▶
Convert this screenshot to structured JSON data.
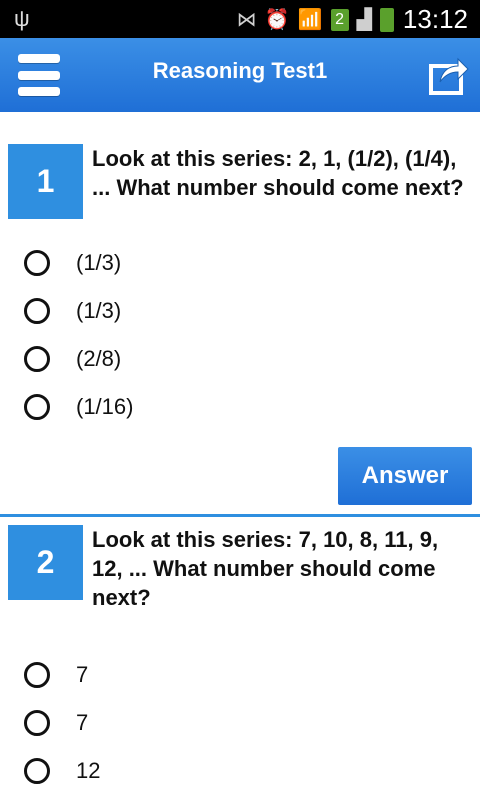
{
  "status_bar": {
    "usb_icon": "usb-icon",
    "sim_badge": "2",
    "time": "13:12"
  },
  "app_bar": {
    "title": "Reasoning Test1",
    "menu_icon": "menu-icon",
    "share_icon": "share-icon"
  },
  "questions": [
    {
      "number": "1",
      "text": "Look at this series: 2, 1, (1/2), (1/4), ... What number should come next?",
      "options": [
        "(1/3)",
        "(1/3)",
        "(2/8)",
        "(1/16)"
      ]
    },
    {
      "number": "2",
      "text": "Look at this series: 7, 10, 8, 11, 9, 12, ... What number should come next?",
      "options": [
        "7",
        "7",
        "12"
      ]
    }
  ],
  "answer_button": {
    "label": "Answer"
  },
  "colors": {
    "accent": "#2f8fe0",
    "app_bar": "#1f6fd6",
    "status_bar": "#000000"
  }
}
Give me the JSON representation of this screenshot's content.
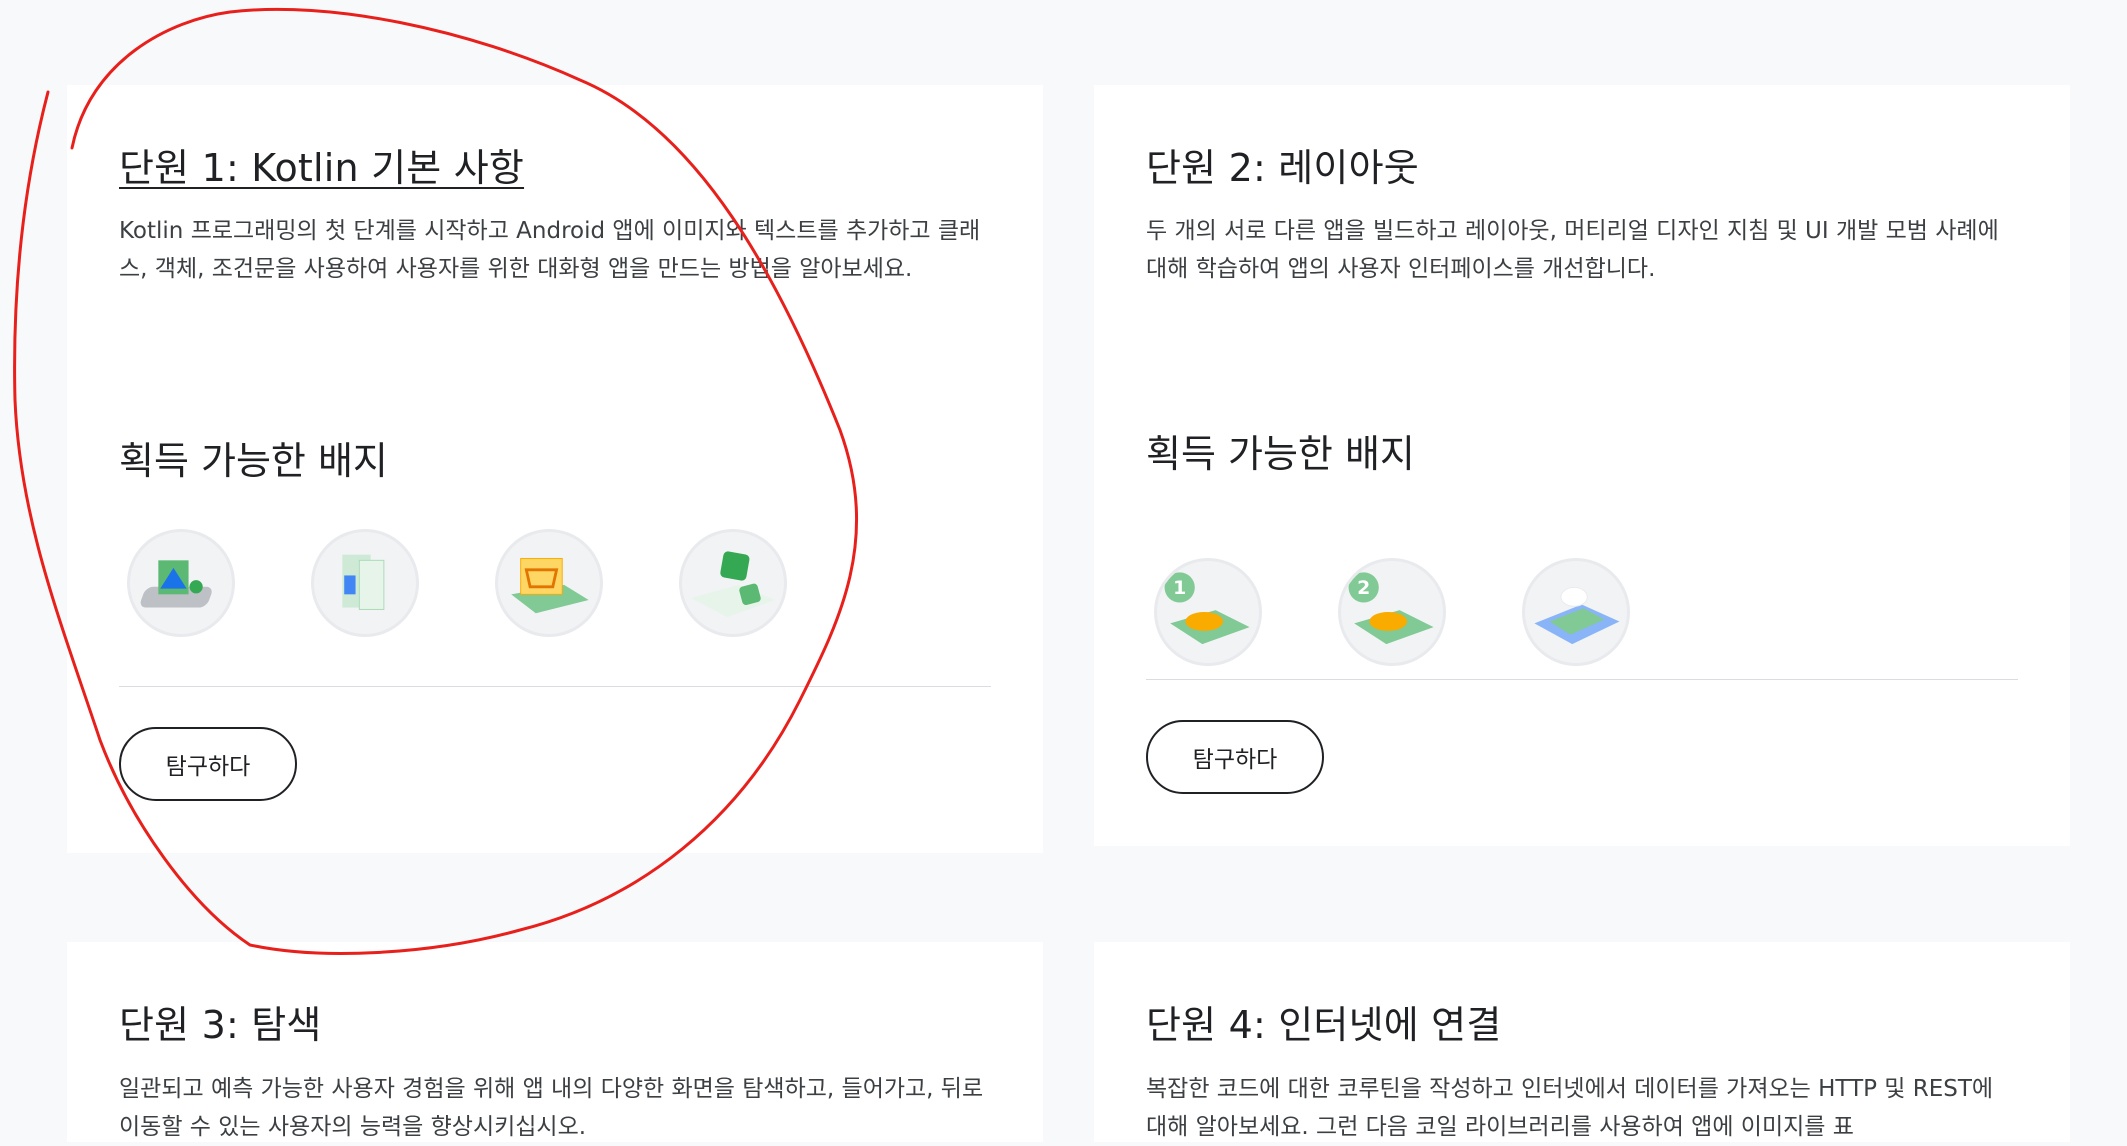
◀
- [Given task]
Copy out the whole listing exactly, and don't carry over any pictures.

- [Final result]
Convert this screenshot to structured JSON data.
{
  "status_bar": {
    "usb_icon": "usb-icon",
    "sim_badge": "2",
    "time": "13:12"
  },
  "app_bar": {
    "title": "Reasoning Test1",
    "menu_icon": "menu-icon",
    "share_icon": "share-icon"
  },
  "questions": [
    {
      "number": "1",
      "text": "Look at this series: 2, 1, (1/2), (1/4), ... What number should come next?",
      "options": [
        "(1/3)",
        "(1/3)",
        "(2/8)",
        "(1/16)"
      ]
    },
    {
      "number": "2",
      "text": "Look at this series: 7, 10, 8, 11, 9, 12, ... What number should come next?",
      "options": [
        "7",
        "7",
        "12"
      ]
    }
  ],
  "answer_button": {
    "label": "Answer"
  },
  "colors": {
    "accent": "#2f8fe0",
    "app_bar": "#1f6fd6",
    "status_bar": "#000000"
  }
}
Give me the JSON representation of this screenshot's content.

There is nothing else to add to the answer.